**Job:**
Pull each line holding the word "partner" from the data.

(Dataset items)
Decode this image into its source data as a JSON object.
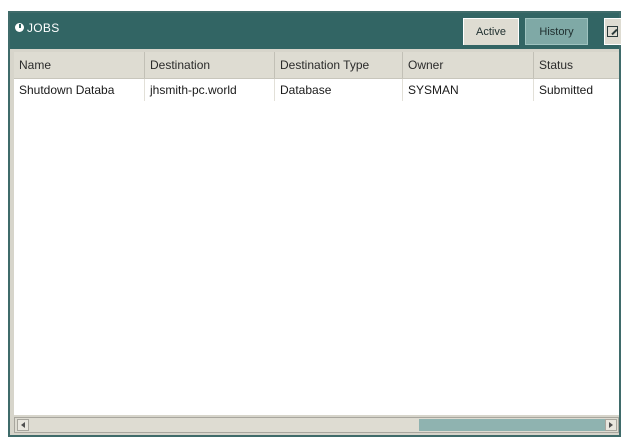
{
  "window": {
    "title": "JOBS"
  },
  "tabs": [
    {
      "label": "Active",
      "selected": true
    },
    {
      "label": "History",
      "selected": false
    }
  ],
  "icons": {
    "title": "clock-icon",
    "edit": "edit-icon",
    "scroll_left": "arrow-left-icon",
    "scroll_right": "arrow-right-icon"
  },
  "table": {
    "columns": [
      "Name",
      "Destination",
      "Destination Type",
      "Owner",
      "Status"
    ],
    "rows": [
      [
        "Shutdown Databa",
        "jhsmith-pc.world",
        "Database",
        "SYSMAN",
        "Submitted"
      ]
    ]
  },
  "colors": {
    "titlebar": "#326564",
    "tab_active": "#dedcd2",
    "tab_inactive": "#7fa9a6",
    "scroll_thumb": "#8fb3b0"
  }
}
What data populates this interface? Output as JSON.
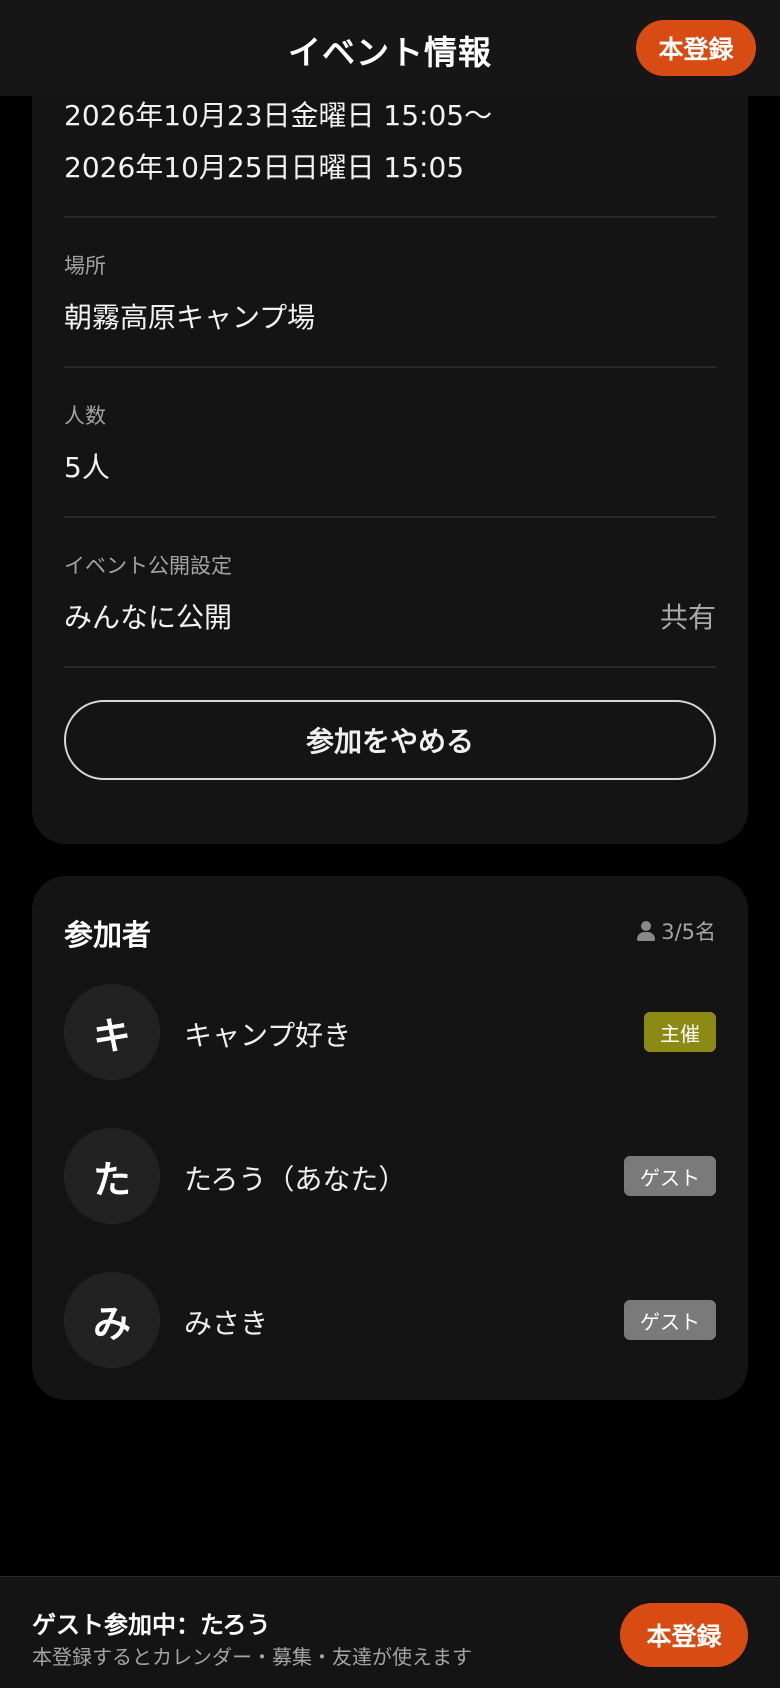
{
  "header": {
    "title": "イベント情報",
    "register_label": "本登録"
  },
  "event": {
    "date_start": "2026年10月23日金曜日 15:05〜",
    "date_end": "2026年10月25日日曜日 15:05",
    "location_label": "場所",
    "location_value": "朝霧高原キャンプ場",
    "capacity_label": "人数",
    "capacity_value": "5人",
    "visibility_label": "イベント公開設定",
    "visibility_value": "みんなに公開",
    "share_label": "共有",
    "leave_label": "参加をやめる"
  },
  "participants": {
    "title": "参加者",
    "count": "3/5名",
    "items": [
      {
        "initial": "キ",
        "name": "キャンプ好き",
        "badge": "主催"
      },
      {
        "initial": "た",
        "name": "たろう（あなた）",
        "badge": "ゲスト"
      },
      {
        "initial": "み",
        "name": "みさき",
        "badge": "ゲスト"
      }
    ]
  },
  "bottom_bar": {
    "title": "ゲスト参加中：たろう",
    "subtitle": "本登録するとカレンダー・募集・友達が使えます",
    "register_label": "本登録"
  },
  "colors": {
    "accent": "#d84b12",
    "host_badge": "#8c8a14",
    "guest_badge": "#7a7a7a"
  }
}
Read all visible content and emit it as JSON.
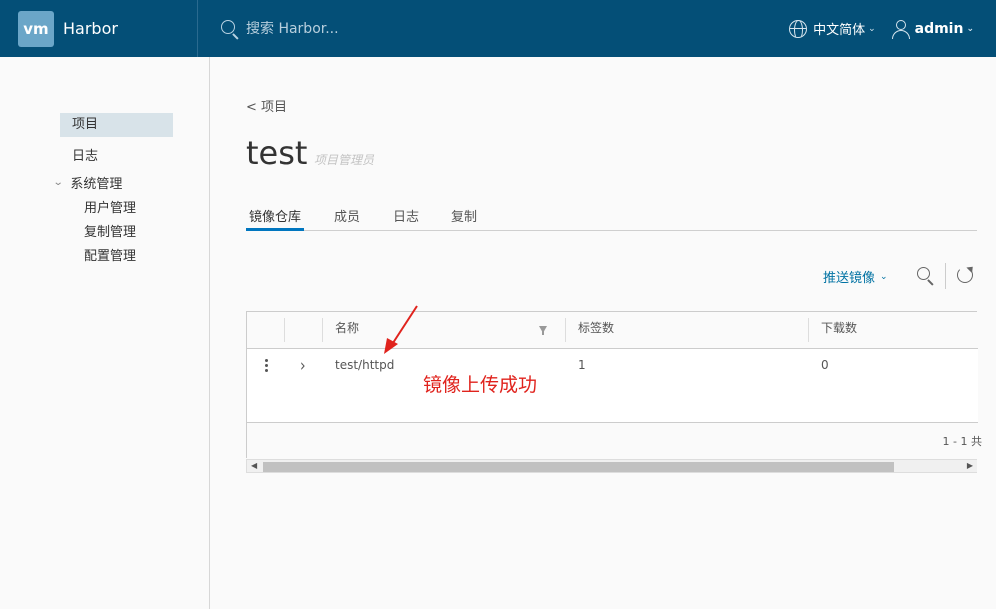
{
  "header": {
    "logo_text": "vm",
    "app_name": "Harbor",
    "search_placeholder": "搜索 Harbor...",
    "language": "中文简体",
    "user": "admin"
  },
  "sidebar": {
    "items": [
      {
        "label": "项目",
        "active": true
      },
      {
        "label": "日志"
      },
      {
        "label": "系统管理",
        "expanded": true
      }
    ],
    "admin_sub": [
      "用户管理",
      "复制管理",
      "配置管理"
    ]
  },
  "main": {
    "back_label": "< 项目",
    "title": "test",
    "role": "项目管理员",
    "tabs": [
      {
        "label": "镜像仓库",
        "active": true
      },
      {
        "label": "成员"
      },
      {
        "label": "日志"
      },
      {
        "label": "复制"
      }
    ],
    "push_image_label": "推送镜像",
    "table": {
      "columns": [
        "名称",
        "标签数",
        "下载数"
      ],
      "rows": [
        {
          "name": "test/httpd",
          "tags": "1",
          "pulls": "0"
        }
      ],
      "pagination": "1 - 1 共"
    },
    "annotation": "镜像上传成功"
  },
  "colors": {
    "header_bg": "#044f77",
    "accent": "#0076bf",
    "link": "#0072a3",
    "annotation": "#e0231d"
  }
}
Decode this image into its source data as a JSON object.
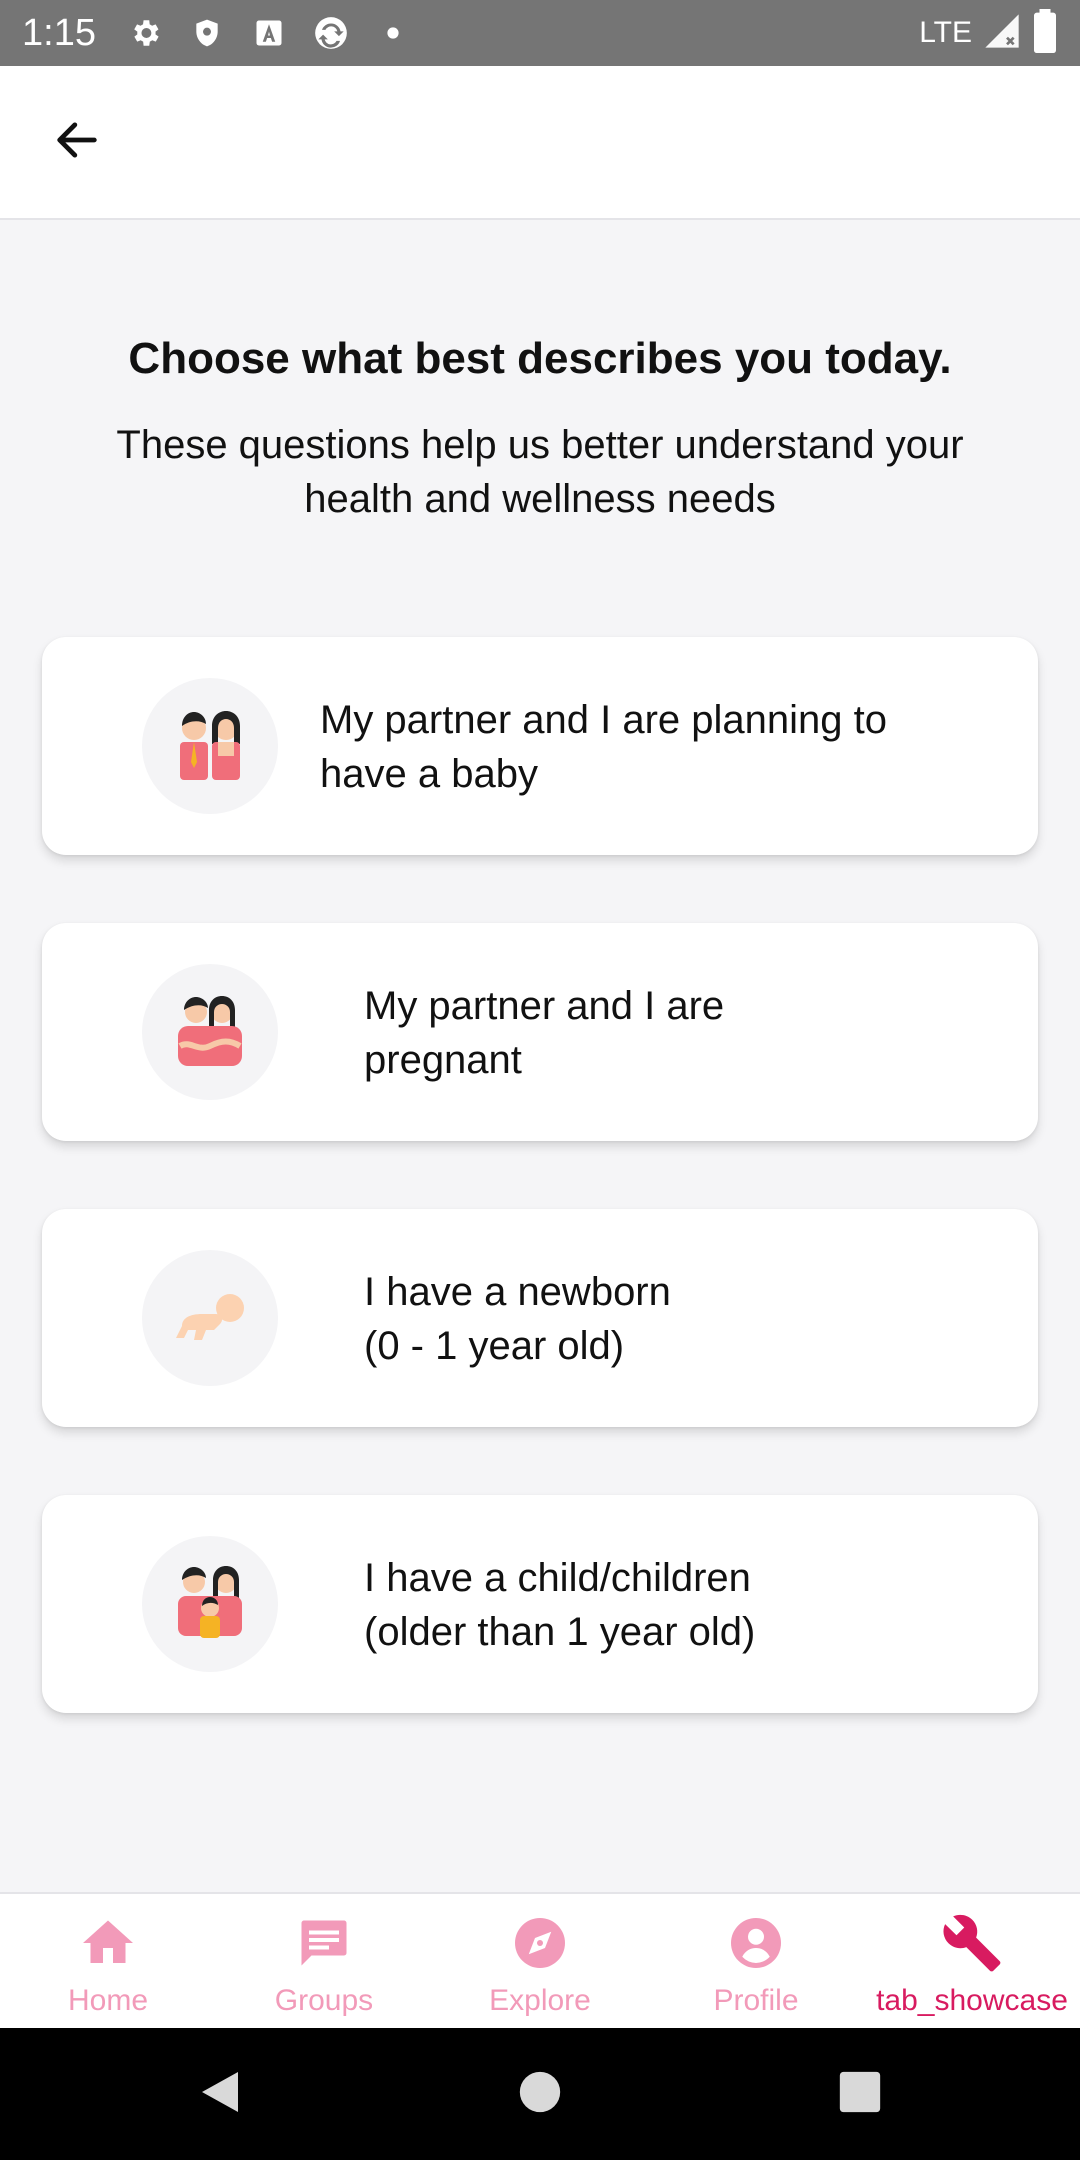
{
  "status_bar": {
    "time": "1:15",
    "network": "LTE",
    "icons": [
      "gear-icon",
      "shield-icon",
      "a-badge-icon",
      "sync-icon",
      "dot-icon",
      "signal-icon",
      "battery-icon"
    ]
  },
  "app_bar": {
    "back_icon": "arrow-left-icon"
  },
  "header": {
    "title": "Choose what best describes you today.",
    "subtitle": "These questions help us better understand your health and wellness needs"
  },
  "options": [
    {
      "label": "My partner and I are planning to\nhave a baby",
      "icon": "couple-icon"
    },
    {
      "label": "My partner and I are\npregnant",
      "icon": "pregnant-couple-icon"
    },
    {
      "label": "I have a newborn\n(0 - 1 year old)",
      "icon": "crawling-baby-icon"
    },
    {
      "label": "I have a child/children\n(older than 1 year old)",
      "icon": "family-icon"
    }
  ],
  "bottom_nav": {
    "items": [
      {
        "label": "Home",
        "icon": "home-icon",
        "active": false
      },
      {
        "label": "Groups",
        "icon": "chat-icon",
        "active": false
      },
      {
        "label": "Explore",
        "icon": "compass-icon",
        "active": false
      },
      {
        "label": "Profile",
        "icon": "person-icon",
        "active": false
      },
      {
        "label": "tab_showcase",
        "icon": "wrench-icon",
        "active": true
      }
    ]
  },
  "colors": {
    "accent": "#d81b60",
    "inactive_nav": "#f29ab9",
    "background": "#f5f5f7",
    "card": "#ffffff"
  }
}
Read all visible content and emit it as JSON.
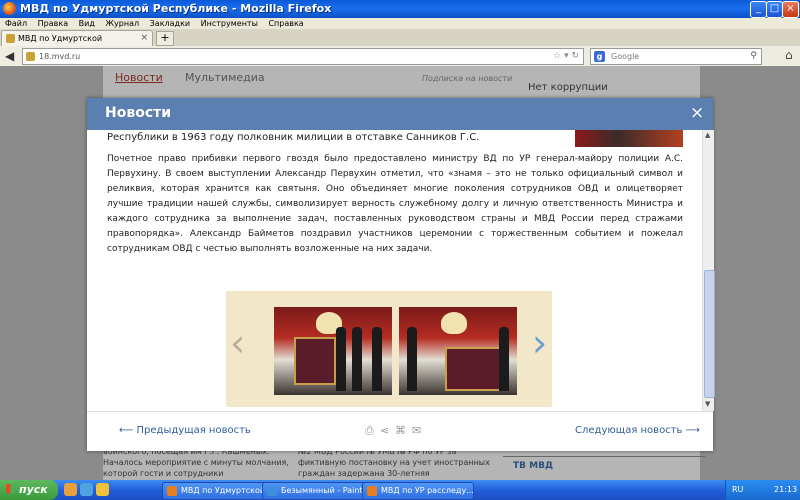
{
  "window": {
    "title": "МВД по Удмуртской Республике - Mozilla Firefox"
  },
  "menu": [
    "Файл",
    "Правка",
    "Вид",
    "Журнал",
    "Закладки",
    "Инструменты",
    "Справка"
  ],
  "tab": {
    "label": "МВД по Удмуртской Республике",
    "close": "×",
    "new": "+"
  },
  "nav": {
    "url": "18.mvd.ru",
    "search_engine": "Google",
    "search_placeholder": "Google"
  },
  "background": {
    "tabs": [
      "Новости",
      "Мультимедиа"
    ],
    "subscribe": "Подписка на новости",
    "right_link": "Нет коррупции",
    "left_text": "воинского, посещая им Г.Г. Кашменых. Началось мероприятие с минуты молчания, которой гости и сотрудники",
    "mid_text": "№2 МВД России № УМВ № РФ по УР за фиктивную постановку на учет иностранных граждан задержана 30-летняя",
    "tv_label": "ТВ МВД"
  },
  "modal": {
    "title": "Новости",
    "close": "×",
    "lead": "Республики в 1963 году полковник милиции в отставке Санников Г.С.",
    "paragraph": "Почетное право прибивки первого гвоздя было предоставлено министру ВД по УР генерал-майору полиции А.С. Первухину. В своем выступлении Александр Первухин отметил, что «знамя – это не только официальный символ и реликвия, которая хранится как святыня. Оно объединяет многие поколения сотрудников ОВД и олицетворяет лучшие традиции нашей службы, символизирует верность служебному долгу и личную ответственность Министра и каждого сотрудника за выполнение задач, поставленных руководством страны и МВД России перед стражами правопорядка». Александр Байметов поздравил участников церемонии с торжественным событием и пожелал сотрудникам ОВД с честью выполнять возложенные на них задачи.",
    "prev_label": "Предыдущая новость",
    "next_label": "Следующая новость",
    "prev_arrow": "⟵",
    "next_arrow": "⟶"
  },
  "taskbar": {
    "start": "пуск",
    "buttons": [
      "МВД по Удмуртской ...",
      "Безымянный - Paint",
      "МВД по УР расследу..."
    ],
    "lang": "RU",
    "clock": "21:13"
  },
  "colors": {
    "modal_header": "#5b7fb0",
    "link": "#2f5d9a",
    "accent_tab": "#7b2a20"
  }
}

**Worked solution:**
      "label": "My partner and I are planning to\nhave a baby",
      "label": "My partner and I are\npregnant",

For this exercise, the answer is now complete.